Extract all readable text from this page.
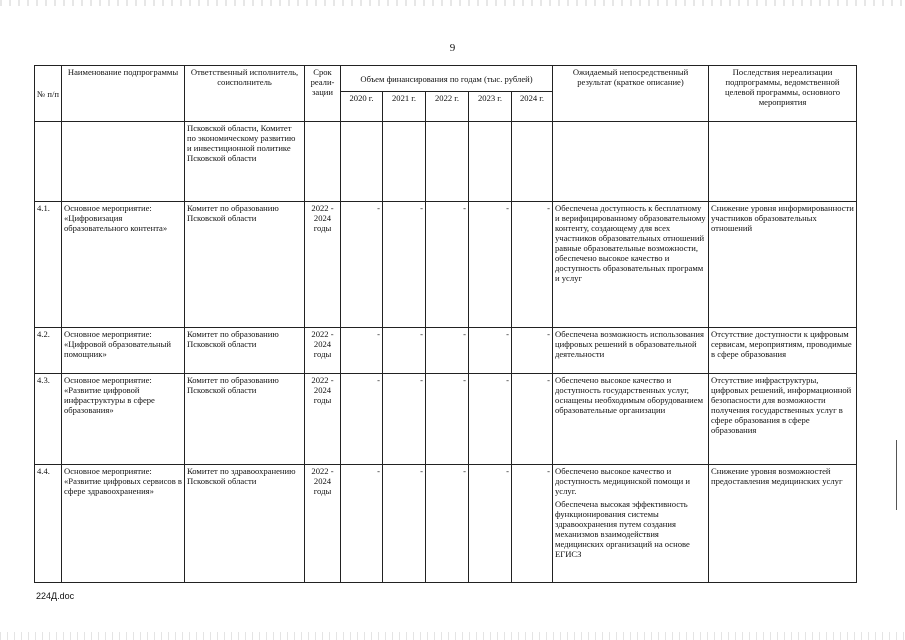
9
№ п/п	Наименование подпрограммы	Ответственный исполнитель, соисполнитель	Срок реали-зации	Объем финансирования по годам (тыс. рублей)					Ожидаемый непосредственный результат (краткое описание)	Последствия нереализации подпрограммы, ведомственной целевой программы, основного мероприятия
				2020 г.	2021 г.	2022 г.	2023 г.	2024 г.		
		Псковской области, Комитет по экономическому развитию и инвестиционной политике Псковской области								
4.1.	Основное мероприятие: «Цифровизация образовательного контента»	Комитет по образованию Псковской области	2022 - 2024 годы	-	-	-	-	-	Обеспечена доступность к бесплатному и верифицированному образовательному контенту, создающему для всех участников образовательных отношений равные образовательные возможности, обеспечено высокое качество и доступность образовательных программ и услуг	Снижение уровня информированности участников образовательных отношений
4.2.	Основное мероприятие: «Цифровой образовательный помощник»	Комитет по образованию Псковской области	2022 - 2024 годы	-	-	-	-	-	Обеспечена возможность использования цифровых решений в образовательной деятельности	Отсутствие доступности к цифровым сервисам, мероприятиям, проводимые в сфере образования
4.3.	Основное мероприятие: «Развитие цифровой инфраструктуры в сфере образования»	Комитет по образованию Псковской области	2022 - 2024 годы	-	-	-	-	-	Обеспечено высокое качество и доступность государственных услуг, оснащены необходимым оборудованием образовательные организации	Отсутствие инфраструктуры, цифровых решений, информационной безопасности для возможности получения государственных услуг в сфере образования в сфере образования
4.4.	Основное мероприятие: «Развитие цифровых сервисов в сфере здравоохранения»	Комитет по здравоохранению Псковской области	2022 - 2024 годы	-	-	-	-	-	Обеспечено высокое качество и доступность медицинской помощи и услуг.
Обеспечена высокая эффективность функционирования системы здравоохранения путем создания механизмов взаимодействия медицинских организаций на основе ЕГИСЗ	Снижение уровня возможностей предоставления медицинских услуг
224Д.doc
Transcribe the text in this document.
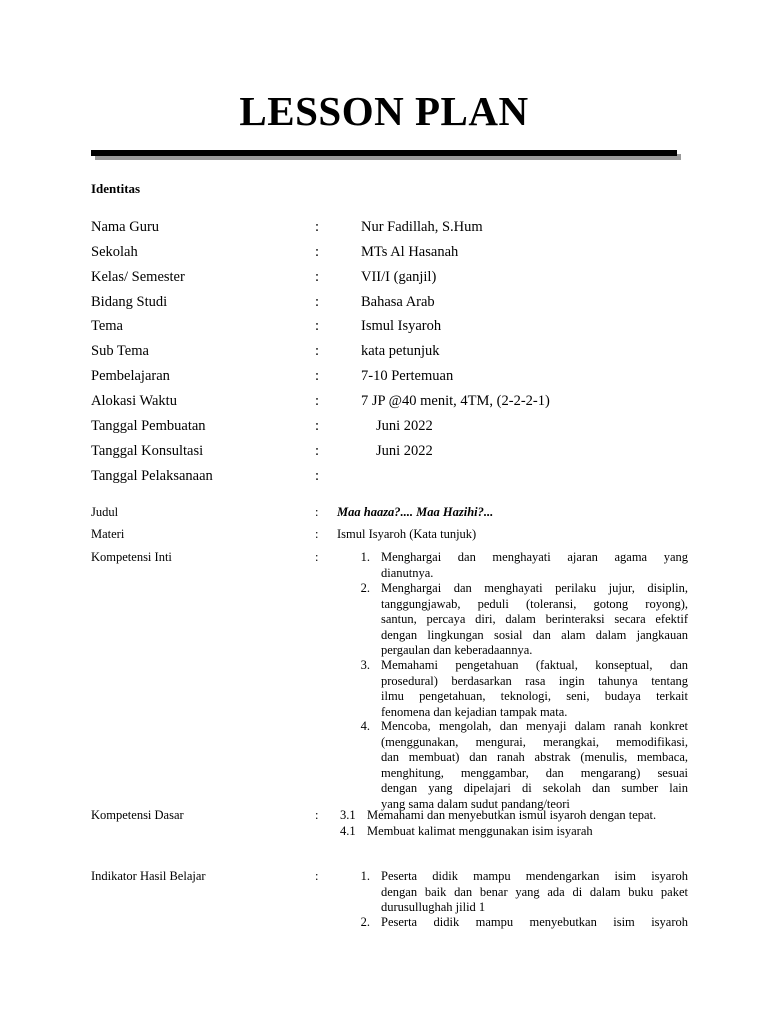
LESSON PLAN
Identitas
Nama Guru	:	Nur Fadillah, S.Hum
Sekolah	:	MTs Al Hasanah
Kelas/ Semester	:	VII/I (ganjil)
Bidang Studi	:	Bahasa Arab
Tema	:	Ismul Isyaroh
Sub Tema	:	kata petunjuk
Pembelajaran	:	7-10 Pertemuan
Alokasi Waktu	:	7 JP @40 menit, 4TM, (2-2-2-1)
Tanggal Pembuatan	:	Juni 2022
Tanggal Konsultasi	:	Juni 2022
Tanggal Pelaksanaan	:
Judul	: Maa haaza?.... Maa Hazihi?...
Materi	: Ismul Isyaroh (Kata tunjuk)
Kompetensi Inti	:	1. Menghargai dan menghayati ajaran agama yang
dianutnya.
2. Menghargai dan menghayati perilaku jujur, disiplin,
tanggungjawab, peduli (toleransi, gotong royong),
santun, percaya diri, dalam berinteraksi secara efektif
dengan lingkungan sosial dan alam dalam jangkauan
pergaulan dan keberadaannya.
3. Memahami pengetahuan (faktual, konseptual, dan
prosedural) berdasarkan rasa ingin tahunya tentang
ilmu pengetahuan, teknologi, seni, budaya terkait
fenomena dan kejadian tampak mata.
4. Mencoba, mengolah, dan menyaji dalam ranah konkret
(menggunakan, mengurai, merangkai, memodifikasi,
dan membuat) dan ranah abstrak (menulis, membaca,
menghitung, menggambar, dan mengarang) sesuai
dengan yang dipelajari di sekolah dan sumber lain
yang sama dalam sudut pandang/teori
Kompetensi Dasar	: 3.1 Memahami dan menyebutkan ismul isyaroh dengan tepat.
4.1 Membuat kalimat menggunakan isim isyarah
Indikator Hasil Belajar	:	1. Peserta didik mampu mendengarkan isim isyaroh
dengan baik dan benar yang ada di dalam buku paket
durusullughah jilid 1
2. Peserta didik mampu menyebutkan isim isyaroh
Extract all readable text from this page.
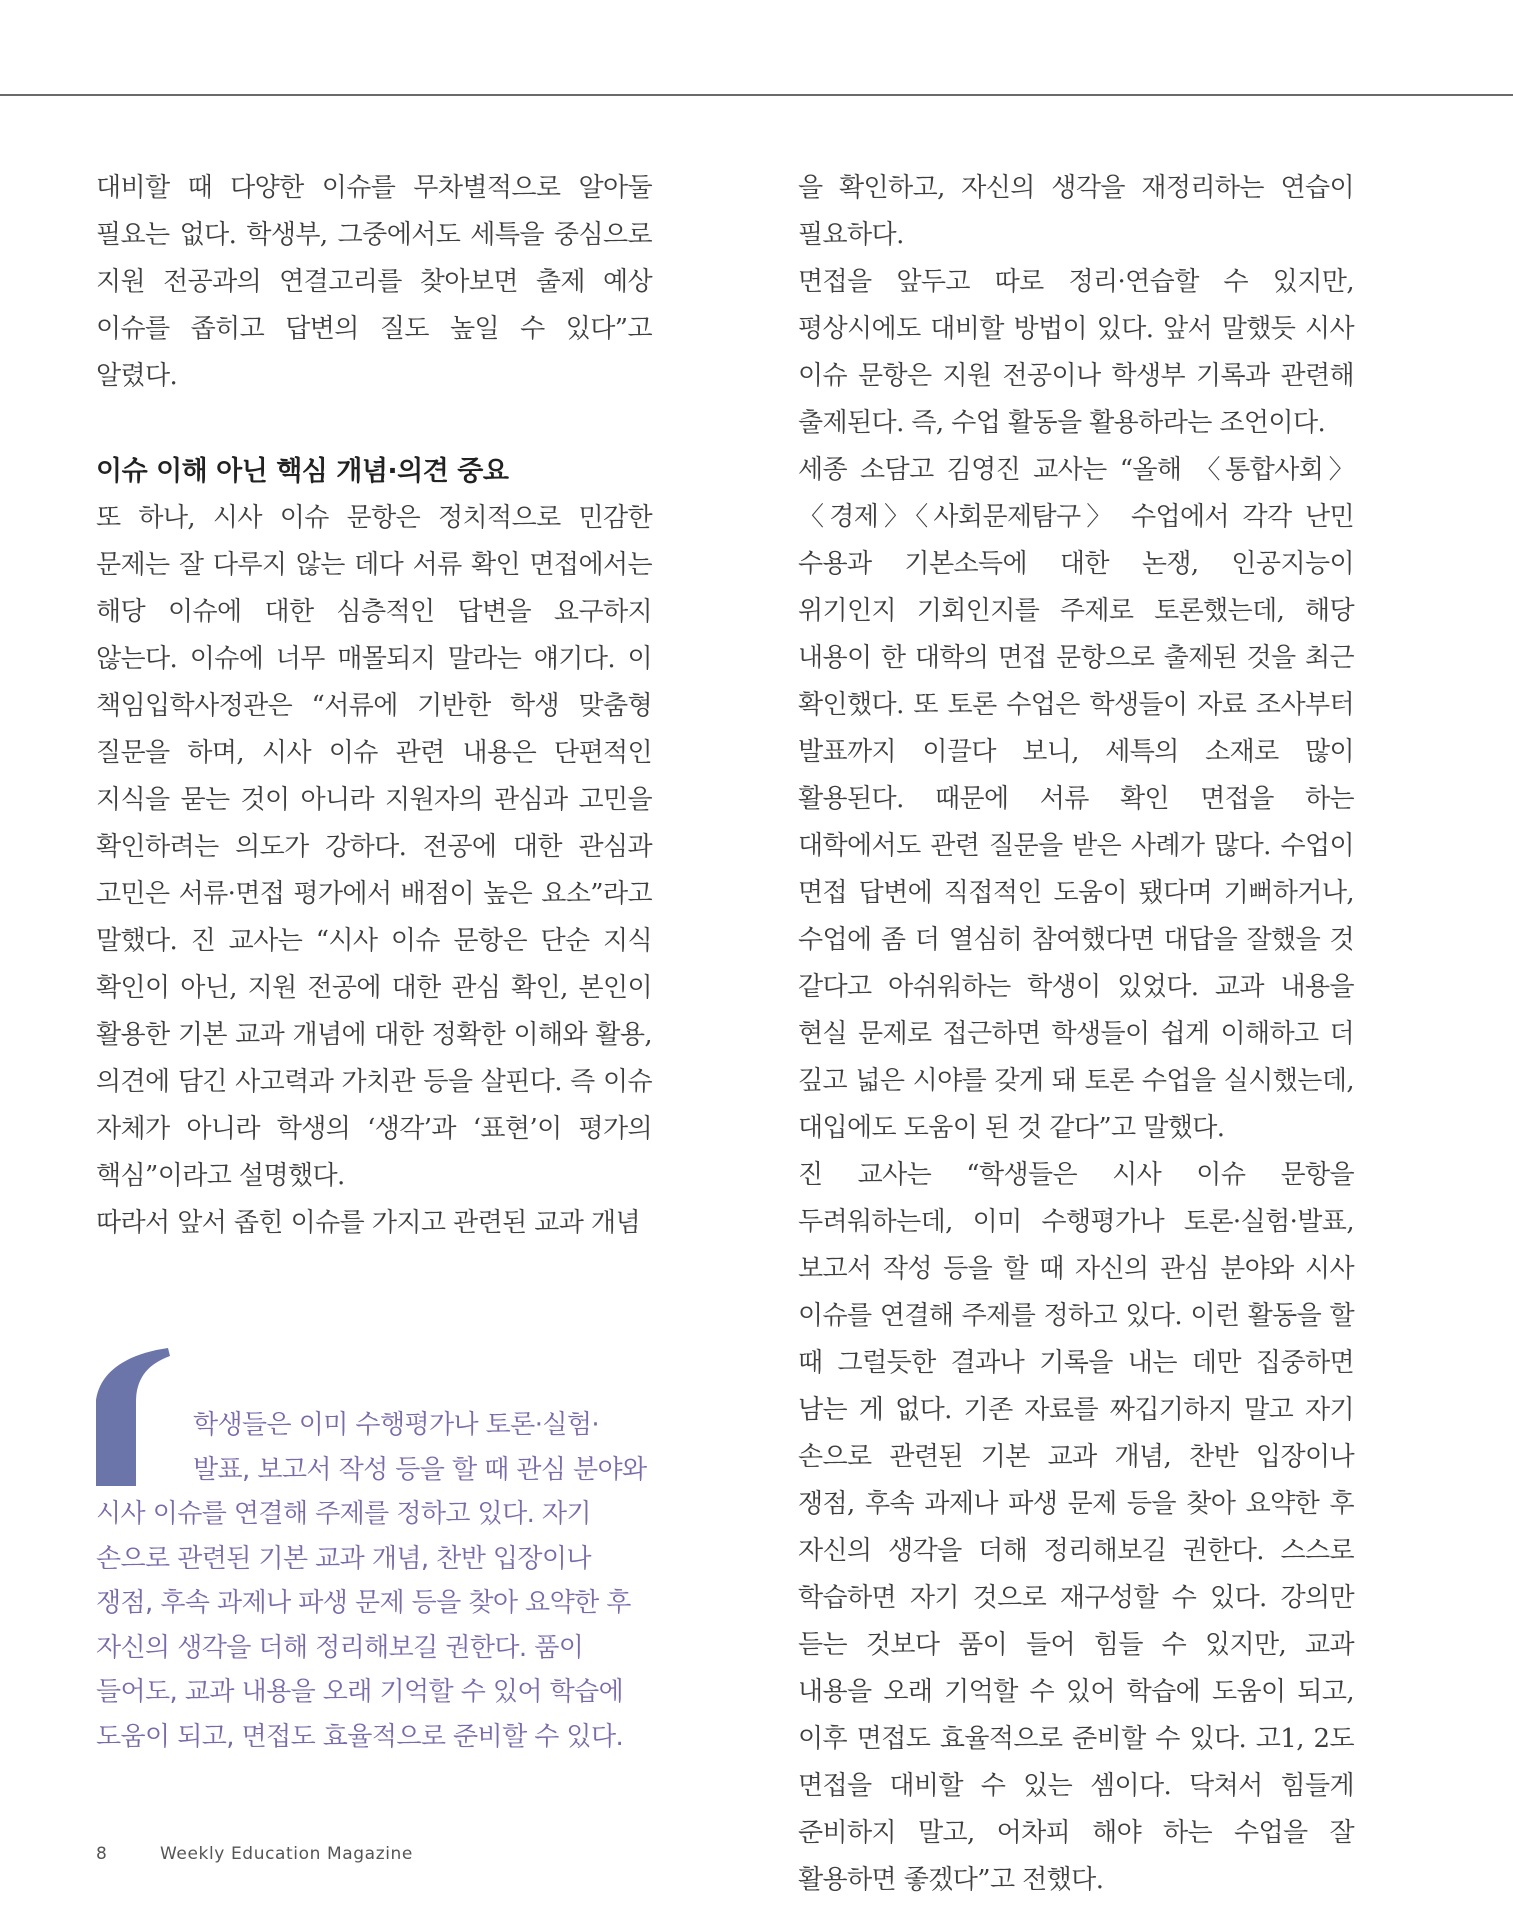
대비할 때 다양한 이슈를 무차별적으로 알아둘 필요는 없다. 학생부, 그중에서도 세특을 중심으로 지원 전공과의 연결고리를 찾아보면 출제 예상 이슈를 좁히고 답변의 질도 높일 수 있다”고 알렸다.

이슈 이해 아닌 핵심 개념·의견 중요

또 하나, 시사 이슈 문항은 정치적으로 민감한 문제는 잘 다루지 않는 데다 서류 확인 면접에서는 해당 이슈에 대한 심층적인 답변을 요구하지 않는다. 이슈에 너무 매몰되지 말라는 얘기다. 이 책임입학사정관은 “서류에 기반한 학생 맞춤형 질문을 하며, 시사 이슈 관련 내용은 단편적인 지식을 묻는 것이 아니라 지원자의 관심과 고민을 확인하려는 의도가 강하다. 전공에 대한 관심과 고민은 서류·면접 평가에서 배점이 높은 요소”라고 말했다. 진 교사는 “시사 이슈 문항은 단순 지식 확인이 아닌, 지원 전공에 대한 관심 확인, 본인이 활용한 기본 교과 개념에 대한 정확한 이해와 활용, 의견에 담긴 사고력과 가치관 등을 살핀다. 즉 이슈 자체가 아니라 학생의 ‘생각’과 ‘표현’이 평가의 핵심”이라고 설명했다.

따라서 앞서 좁힌 이슈를 가지고 관련된 교과 개념

학생들은 이미 수행평가나 토론·실험·발표, 보고서 작성 등을 할 때 관심 분야와 시사 이슈를 연결해 주제를 정하고 있다. 자기 손으로 관련된 기본 교과 개념, 찬반 입장이나 쟁점, 후속 과제나 파생 문제 등을 찾아 요약한 후 자신의 생각을 더해 정리해보길 권한다. 품이 들어도, 교과 내용을 오래 기억할 수 있어 학습에 도움이 되고, 면접도 효율적으로 준비할 수 있다.

을 확인하고, 자신의 생각을 재정리하는 연습이 필요하다.

면접을 앞두고 따로 정리·연습할 수 있지만, 평상시에도 대비할 방법이 있다. 앞서 말했듯 시사 이슈 문항은 지원 전공이나 학생부 기록과 관련해 출제된다. 즉, 수업 활동을 활용하라는 조언이다.

세종 소담고 김영진 교사는 “올해 〈통합사회〉〈경제〉〈사회문제탐구〉 수업에서 각각 난민 수용과 기본소득에 대한 논쟁, 인공지능이 위기인지 기회인지를 주제로 토론했는데, 해당 내용이 한 대학의 면접 문항으로 출제된 것을 최근 확인했다. 또 토론 수업은 학생들이 자료 조사부터 발표까지 이끌다 보니, 세특의 소재로 많이 활용된다. 때문에 서류 확인 면접을 하는 대학에서도 관련 질문을 받은 사례가 많다. 수업이 면접 답변에 직접적인 도움이 됐다며 기뻐하거나, 수업에 좀 더 열심히 참여했다면 대답을 잘했을 것 같다고 아쉬워하는 학생이 있었다. 교과 내용을 현실 문제로 접근하면 학생들이 쉽게 이해하고 더 깊고 넓은 시야를 갖게 돼 토론 수업을 실시했는데, 대입에도 도움이 된 것 같다”고 말했다.

진 교사는 “학생들은 시사 이슈 문항을 두려워하는데, 이미 수행평가나 토론·실험·발표, 보고서 작성 등을 할 때 자신의 관심 분야와 시사 이슈를 연결해 주제를 정하고 있다. 이런 활동을 할 때 그럴듯한 결과나 기록을 내는 데만 집중하면 남는 게 없다. 기존 자료를 짜깁기하지 말고 자기 손으로 관련된 기본 교과 개념, 찬반 입장이나 쟁점, 후속 과제나 파생 문제 등을 찾아 요약한 후 자신의 생각을 더해 정리해보길 권한다. 스스로 학습하면 자기 것으로 재구성할 수 있다. 강의만 듣는 것보다 품이 들어 힘들 수 있지만, 교과 내용을 오래 기억할 수 있어 학습에 도움이 되고, 이후 면접도 효율적으로 준비할 수 있다. 고1, 2도 면접을 대비할 수 있는 셈이다. 닥쳐서 힘들게 준비하지 말고, 어차피 해야 하는 수업을 잘 활용하면 좋겠다”고 전했다.

8	Weekly Education Magazine
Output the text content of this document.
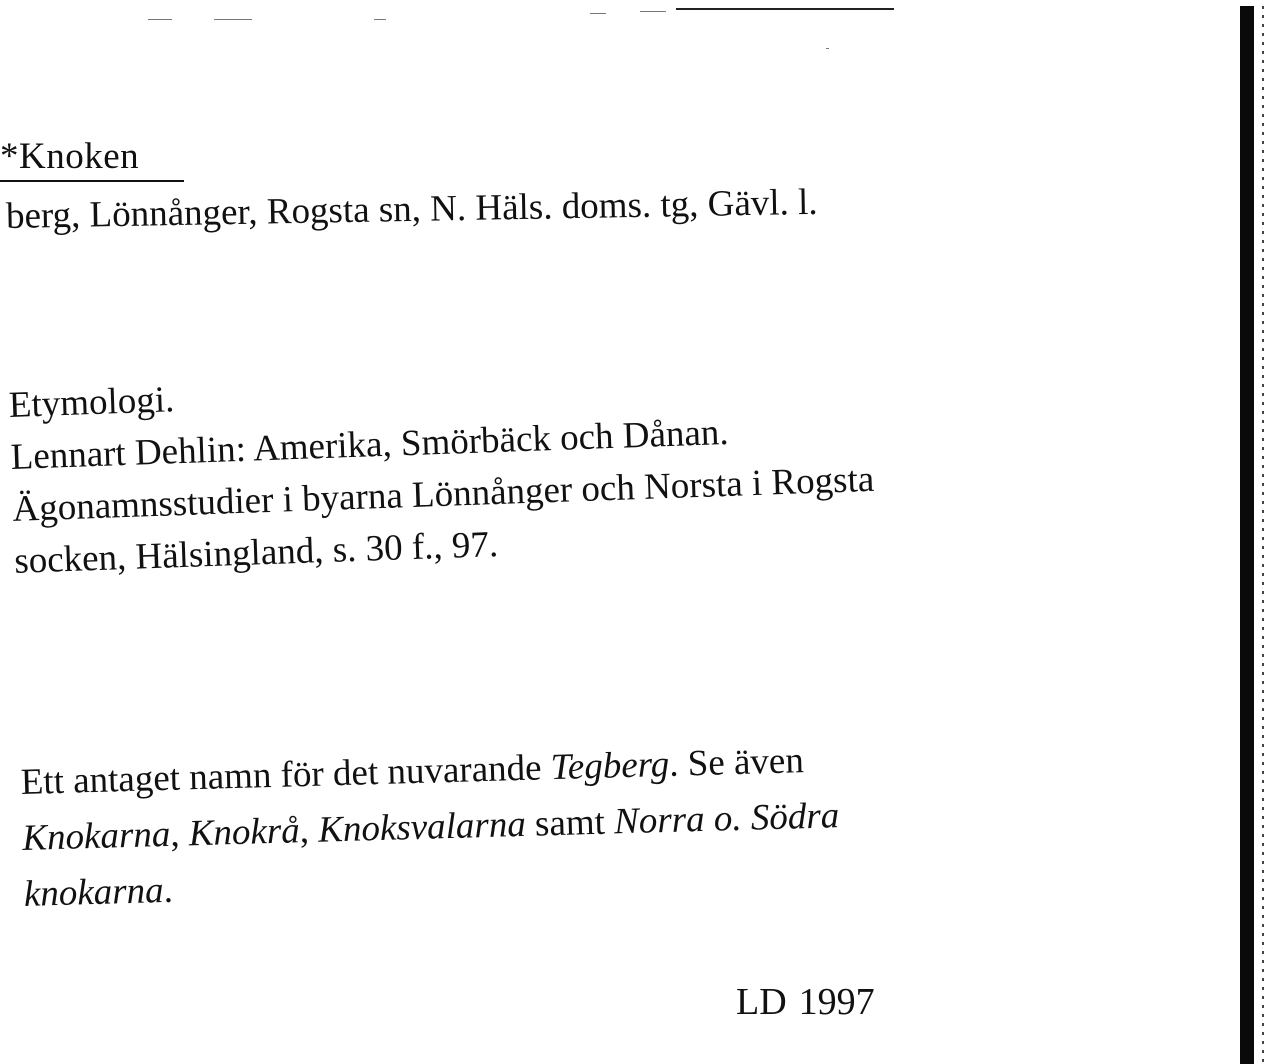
*Knoken
berg, Lönnånger, Rogsta sn, N. Häls. doms. tg, Gävl. l.
Etymologi.
Lennart Dehlin: Amerika, Smörbäck och Dånan.
Ägonamnsstudier i byarna Lönnånger och Norsta i Rogsta
socken, Hälsingland, s. 30 f., 97.
Ett antaget namn för det nuvarande Tegberg. Se även
Knokarna, Knokrå, Knoksvalarna samt Norra o. Södra
knokarna.
LD 1997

============

_Work instructions_
Write down exactly the lines running from the line with "Output the text content of this document." through the end of the material, both ends included, and none of the pictures.

_Solution to the exercise_
Output the text content of this document.
*Knoken
berg, Lönnånger, Rogsta sn, N. Häls. doms. tg, Gävl. l.
Etymologi.
Lennart Dehlin: Amerika, Smörbäck och Dånan.
Ägonamnsstudier i byarna Lönnånger och Norsta i Rogsta
socken, Hälsingland, s. 30 f., 97.
Ett antaget namn för det nuvarande Tegberg. Se även
Knokarna, Knokrå, Knoksvalarna samt Norra o. Södra
knokarna.
LD 1997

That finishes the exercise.